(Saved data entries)
::::::
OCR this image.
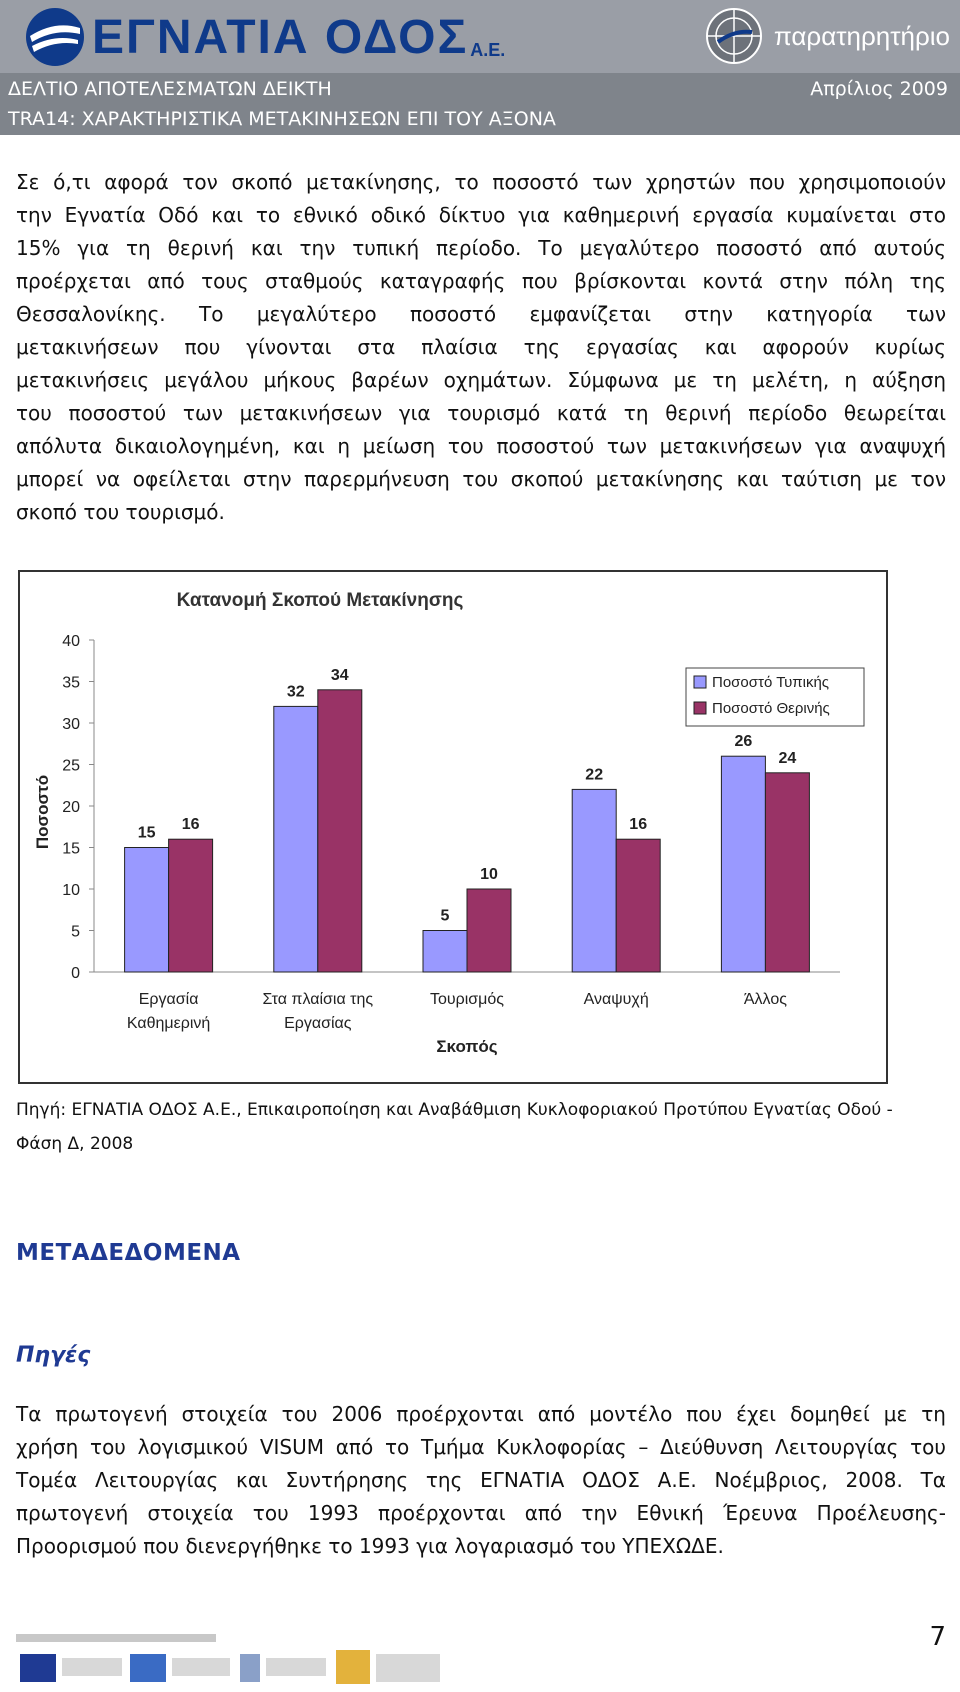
ΕΓΝΑΤΙΑ ΟΔΟΣ Α.Ε.	παρατηρητήριο
ΔΕΛΤΙΟ ΑΠΟΤΕΛΕΣΜΑΤΩΝ ΔΕΙΚΤΗ	Απρίλιος 2009
TRA14: ΧΑΡΑΚΤΗΡΙΣΤΙΚΑ ΜΕΤΑΚΙΝΗΣΕΩΝ ΕΠΙ ΤΟΥ ΑΞΟΝΑ
Σε ό,τι αφορά τον σκοπό μετακίνησης, το ποσοστό των χρηστών που χρησιμοποιούν
την Εγνατία Οδό και το εθνικό οδικό δίκτυο για καθημερινή εργασία κυμαίνεται στο
15% για τη θερινή και την τυπική περίοδο. Το μεγαλύτερο ποσοστό από αυτούς
προέρχεται από τους σταθμούς καταγραφής που βρίσκονται κοντά στην πόλη της
Θεσσαλονίκης. Το μεγαλύτερο ποσοστό εμφανίζεται στην κατηγορία των
μετακινήσεων που γίνονται στα πλαίσια της εργασίας και αφορούν κυρίως
μετακινήσεις μεγάλου μήκους βαρέων οχημάτων. Σύμφωνα με τη μελέτη, η αύξηση
του ποσοστού των μετακινήσεων για τουρισμό κατά τη θερινή περίοδο θεωρείται
απόλυτα δικαιολογημένη, και η μείωση του ποσοστού των μετακινήσεων για αναψυχή
μπορεί να οφείλεται στην παρερμήνευση του σκοπού μετακίνησης και ταύτιση με τον
σκοπό του τουρισμό.
Κατανομή Σκοπού Μετακίνησης
0
5
10
15
20
25
30
35
40
Ποσοστό	15 16
Εργασία
Καθημερινή
32
34
Στα πλαίσια της
Εργασίας
5
10
Τουρισμός
22
16
Αναψυχή
26
24
Άλλος
Σκοπός
Ποσοστό Τυπικής
Ποσοστό Θερινής
Πηγή: ΕΓΝΑΤΙΑ ΟΔΟΣ Α.Ε., Επικαιροποίηση και Αναβάθμιση Κυκλοφοριακού Προτύπου Εγνατίας Οδού -
Φάση Δ, 2008
ΜΕΤΑΔΕΔΟΜΕΝΑ
Πηγές
Τα πρωτογενή στοιχεία του 2006 προέρχονται από μοντέλο που έχει δομηθεί με τη
χρήση του λογισμικού VISUM από το Τμήμα Κυκλοφορίας – Διεύθυνση Λειτουργίας του
Τομέα Λειτουργίας και Συντήρησης της ΕΓΝΑΤΙΑ ΟΔΟΣ Α.Ε. Νοέμβριος, 2008. Τα
πρωτογενή στοιχεία του 1993 προέρχονται από την Εθνική Έρευνα Προέλευσης-
Προορισμού που διενεργήθηκε το 1993 για λογαριασμό του ΥΠΕΧΩΔΕ.
7
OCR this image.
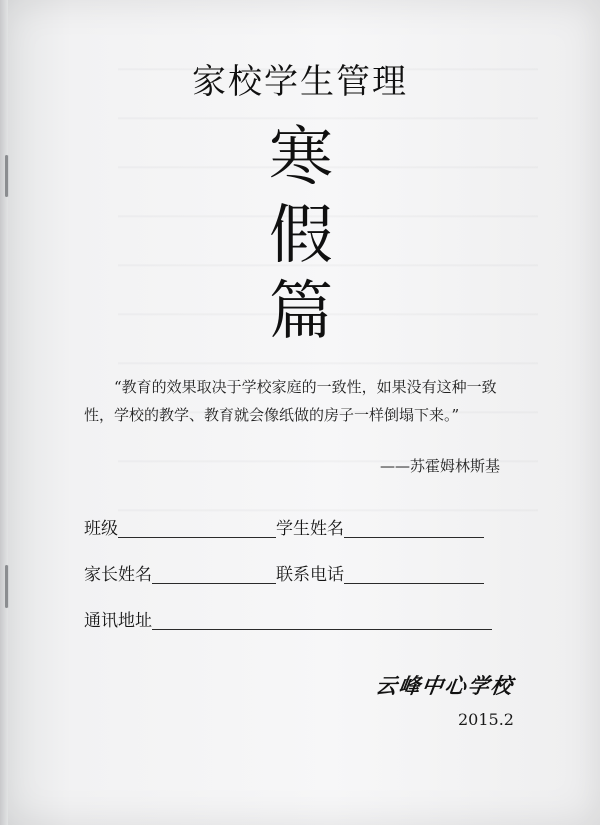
家校学生管理
寒
假
篇
“教育的效果取决于学校家庭的一致性，如果没有这种一致
性，学校的教学、教育就会像纸做的房子一样倒塌下来。”
——苏霍姆林斯基
班级	学生姓名
家长姓名	联系电话
通讯地址
云峰中心学校
2015.2
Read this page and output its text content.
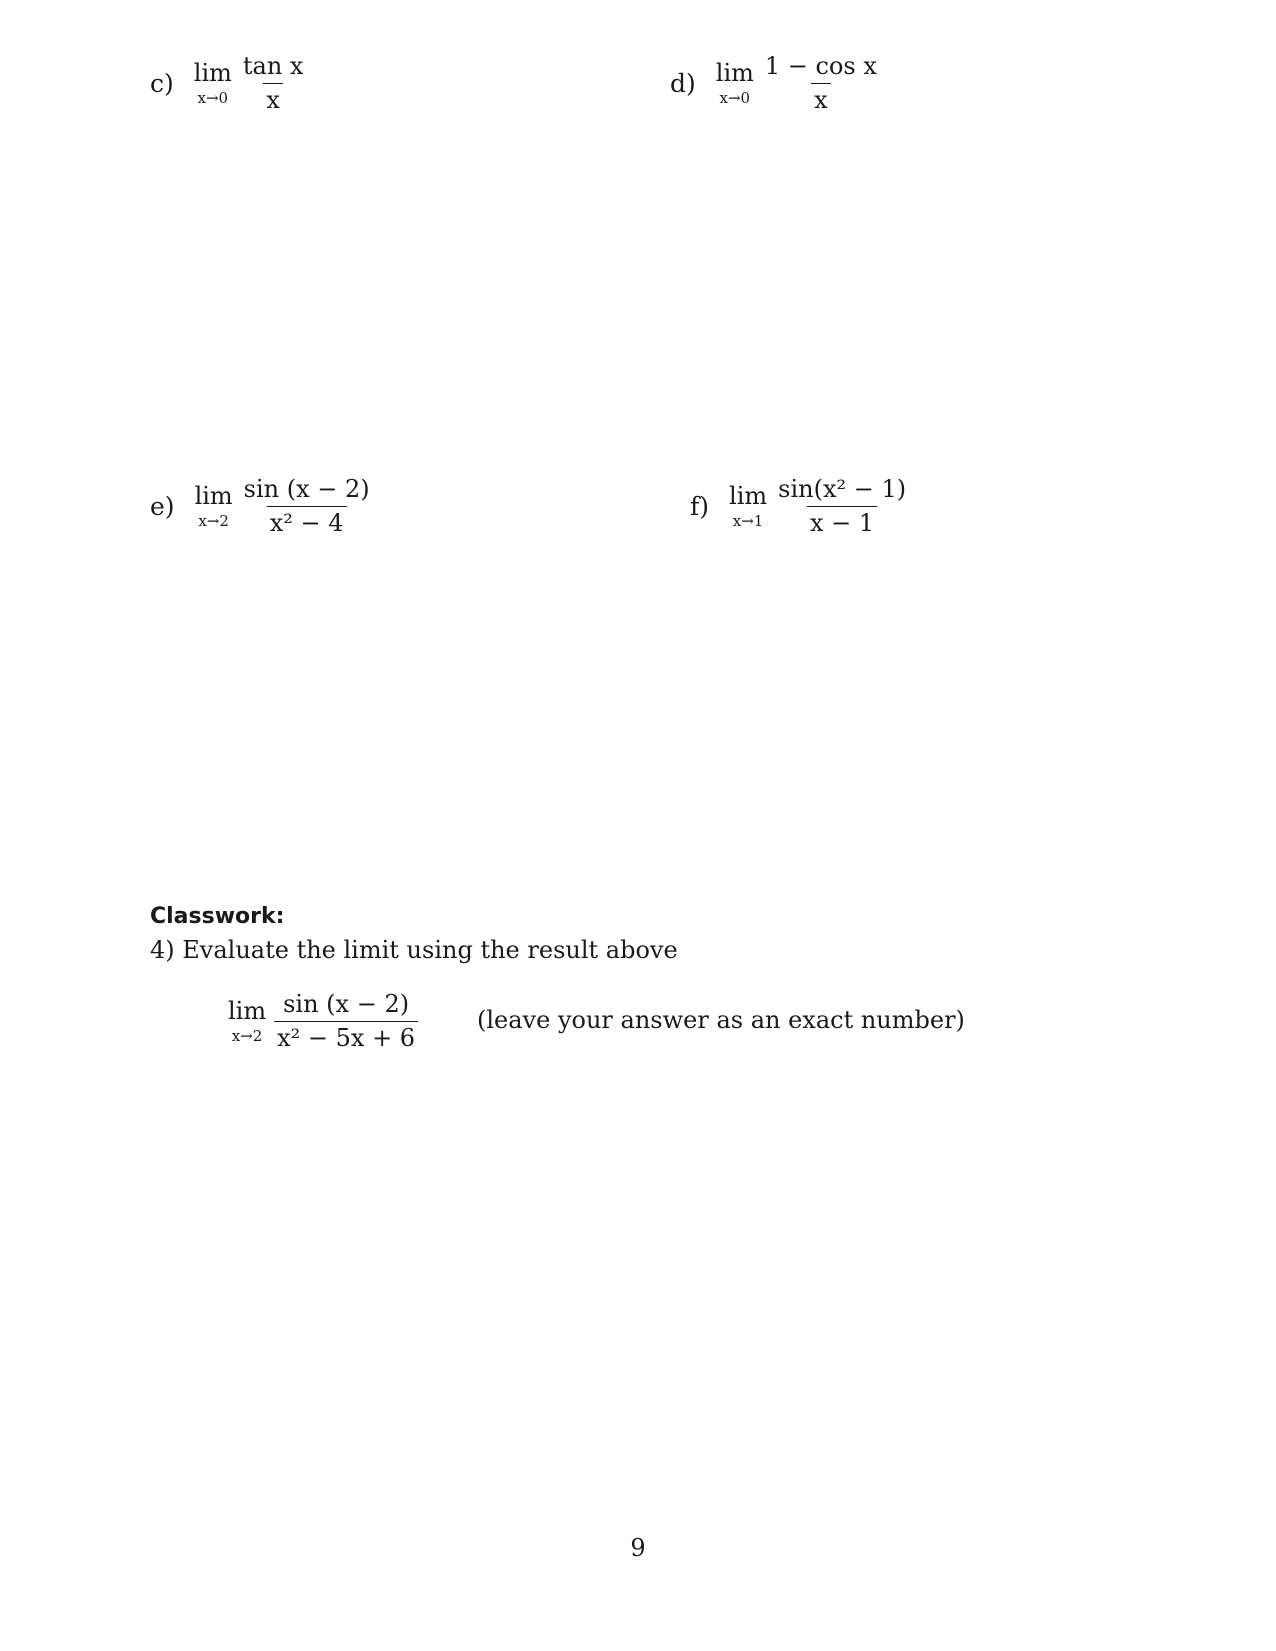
c) lim
$x\to 0 \frac{\text{tan x}}{x}$	d) lim
$x\to 0 \frac{\text{1 − cos x}}{x}$
e) lim
$x\to 2 \frac{\sin (x - 2)}{\text{x² − 4}}$	f) lim
$x\to 1 \frac{\text{sin(x² − 1)}}{x - 1}$
Classwork:
4) Evaluate the limit using the result above
lim
$x\to 2 \frac{\sin (x - 2)}{\text{x² − 5x + 6}}$ (leave your answer as an exact number)
9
::::::
■ THE TASK: Quote only the lines that start at the line holding "Read this page and output its text content." and end at the last line of the entries, including both of those lines, and omit every picture.

■ RESPONSE:
Read this page and output its text content.
c) lim
$x\to 0 \frac{\text{tan x}}{x}$	d) lim
$x\to 0 \frac{\text{1 − cos x}}{x}$
e) lim
$x\to 2 \frac{\sin (x - 2)}{\text{x² − 4}}$	f) lim
$x\to 1 \frac{\text{sin(x² − 1)}}{x - 1}$
Classwork:
4) Evaluate the limit using the result above
lim
$x\to 2 \frac{\sin (x - 2)}{\text{x² − 5x + 6}}$ (leave your answer as an exact number)
9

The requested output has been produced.